What needs to be done: Set the following entries down again exactly, line by line.

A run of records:
+--

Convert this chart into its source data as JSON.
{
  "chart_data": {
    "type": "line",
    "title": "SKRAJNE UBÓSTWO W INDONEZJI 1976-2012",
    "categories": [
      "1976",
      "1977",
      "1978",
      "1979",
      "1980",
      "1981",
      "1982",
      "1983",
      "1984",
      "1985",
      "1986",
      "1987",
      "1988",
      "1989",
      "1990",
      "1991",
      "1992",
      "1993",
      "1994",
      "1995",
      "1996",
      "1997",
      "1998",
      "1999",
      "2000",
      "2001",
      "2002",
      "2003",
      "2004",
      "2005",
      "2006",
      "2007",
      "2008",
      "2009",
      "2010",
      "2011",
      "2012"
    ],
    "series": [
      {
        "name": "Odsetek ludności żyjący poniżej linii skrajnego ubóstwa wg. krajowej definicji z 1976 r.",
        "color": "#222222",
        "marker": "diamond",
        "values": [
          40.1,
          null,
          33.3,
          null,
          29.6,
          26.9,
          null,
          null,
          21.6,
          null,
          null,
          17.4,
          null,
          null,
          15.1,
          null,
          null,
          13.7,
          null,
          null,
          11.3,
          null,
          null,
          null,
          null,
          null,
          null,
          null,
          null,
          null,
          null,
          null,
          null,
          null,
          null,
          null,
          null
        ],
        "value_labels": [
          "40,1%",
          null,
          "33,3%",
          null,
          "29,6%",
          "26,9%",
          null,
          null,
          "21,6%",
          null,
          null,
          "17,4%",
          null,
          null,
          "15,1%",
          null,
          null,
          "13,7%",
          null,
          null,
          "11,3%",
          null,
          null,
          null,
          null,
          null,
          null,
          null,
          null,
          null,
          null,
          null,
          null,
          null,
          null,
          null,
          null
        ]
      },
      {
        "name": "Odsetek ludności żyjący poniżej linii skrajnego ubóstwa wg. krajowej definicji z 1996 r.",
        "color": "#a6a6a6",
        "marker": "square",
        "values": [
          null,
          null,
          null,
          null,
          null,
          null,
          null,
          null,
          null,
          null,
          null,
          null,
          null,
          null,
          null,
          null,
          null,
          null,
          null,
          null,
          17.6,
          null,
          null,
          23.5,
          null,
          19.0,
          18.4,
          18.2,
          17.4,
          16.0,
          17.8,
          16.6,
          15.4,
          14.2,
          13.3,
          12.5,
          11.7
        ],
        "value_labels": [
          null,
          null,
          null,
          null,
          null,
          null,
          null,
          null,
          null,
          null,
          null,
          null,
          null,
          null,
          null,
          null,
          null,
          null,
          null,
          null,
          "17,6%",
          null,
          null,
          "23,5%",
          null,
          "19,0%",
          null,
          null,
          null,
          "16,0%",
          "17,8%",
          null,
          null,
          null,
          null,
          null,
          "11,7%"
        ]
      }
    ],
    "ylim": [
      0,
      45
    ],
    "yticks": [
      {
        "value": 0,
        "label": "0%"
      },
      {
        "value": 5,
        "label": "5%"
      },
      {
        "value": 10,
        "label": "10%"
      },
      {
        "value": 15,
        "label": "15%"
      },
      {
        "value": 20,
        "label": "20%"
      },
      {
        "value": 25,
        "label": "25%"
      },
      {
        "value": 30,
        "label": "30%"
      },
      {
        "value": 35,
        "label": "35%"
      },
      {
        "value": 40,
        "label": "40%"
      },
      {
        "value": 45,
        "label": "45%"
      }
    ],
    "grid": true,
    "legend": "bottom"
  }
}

+--

Answer to this task:
Convert this chart into its source data as JSON.
{
  "chart_data": {
    "type": "line",
    "title": "SKRAJNE UBÓSTWO W INDONEZJI 1976-2012",
    "categories": [
      "1976",
      "1977",
      "1978",
      "1979",
      "1980",
      "1981",
      "1982",
      "1983",
      "1984",
      "1985",
      "1986",
      "1987",
      "1988",
      "1989",
      "1990",
      "1991",
      "1992",
      "1993",
      "1994",
      "1995",
      "1996",
      "1997",
      "1998",
      "1999",
      "2000",
      "2001",
      "2002",
      "2003",
      "2004",
      "2005",
      "2006",
      "2007",
      "2008",
      "2009",
      "2010",
      "2011",
      "2012"
    ],
    "series": [
      {
        "name": "Odsetek ludności żyjący poniżej linii skrajnego ubóstwa wg. krajowej definicji z 1976 r.",
        "color": "#222222",
        "marker": "diamond",
        "values": [
          40.1,
          null,
          33.3,
          null,
          29.6,
          26.9,
          null,
          null,
          21.6,
          null,
          null,
          17.4,
          null,
          null,
          15.1,
          null,
          null,
          13.7,
          null,
          null,
          11.3,
          null,
          null,
          null,
          null,
          null,
          null,
          null,
          null,
          null,
          null,
          null,
          null,
          null,
          null,
          null,
          null
        ],
        "value_labels": [
          "40,1%",
          null,
          "33,3%",
          null,
          "29,6%",
          "26,9%",
          null,
          null,
          "21,6%",
          null,
          null,
          "17,4%",
          null,
          null,
          "15,1%",
          null,
          null,
          "13,7%",
          null,
          null,
          "11,3%",
          null,
          null,
          null,
          null,
          null,
          null,
          null,
          null,
          null,
          null,
          null,
          null,
          null,
          null,
          null,
          null
        ]
      },
      {
        "name": "Odsetek ludności żyjący poniżej linii skrajnego ubóstwa wg. krajowej definicji z 1996 r.",
        "color": "#a6a6a6",
        "marker": "square",
        "values": [
          null,
          null,
          null,
          null,
          null,
          null,
          null,
          null,
          null,
          null,
          null,
          null,
          null,
          null,
          null,
          null,
          null,
          null,
          null,
          null,
          17.6,
          null,
          null,
          23.5,
          null,
          19.0,
          18.4,
          18.2,
          17.4,
          16.0,
          17.8,
          16.6,
          15.4,
          14.2,
          13.3,
          12.5,
          11.7
        ],
        "value_labels": [
          null,
          null,
          null,
          null,
          null,
          null,
          null,
          null,
          null,
          null,
          null,
          null,
          null,
          null,
          null,
          null,
          null,
          null,
          null,
          null,
          "17,6%",
          null,
          null,
          "23,5%",
          null,
          "19,0%",
          null,
          null,
          null,
          "16,0%",
          "17,8%",
          null,
          null,
          null,
          null,
          null,
          "11,7%"
        ]
      }
    ],
    "ylim": [
      0,
      45
    ],
    "yticks": [
      {
        "value": 0,
        "label": "0%"
      },
      {
        "value": 5,
        "label": "5%"
      },
      {
        "value": 10,
        "label": "10%"
      },
      {
        "value": 15,
        "label": "15%"
      },
      {
        "value": 20,
        "label": "20%"
      },
      {
        "value": 25,
        "label": "25%"
      },
      {
        "value": 30,
        "label": "30%"
      },
      {
        "value": 35,
        "label": "35%"
      },
      {
        "value": 40,
        "label": "40%"
      },
      {
        "value": 45,
        "label": "45%"
      }
    ],
    "grid": true,
    "legend": "bottom"
  }
}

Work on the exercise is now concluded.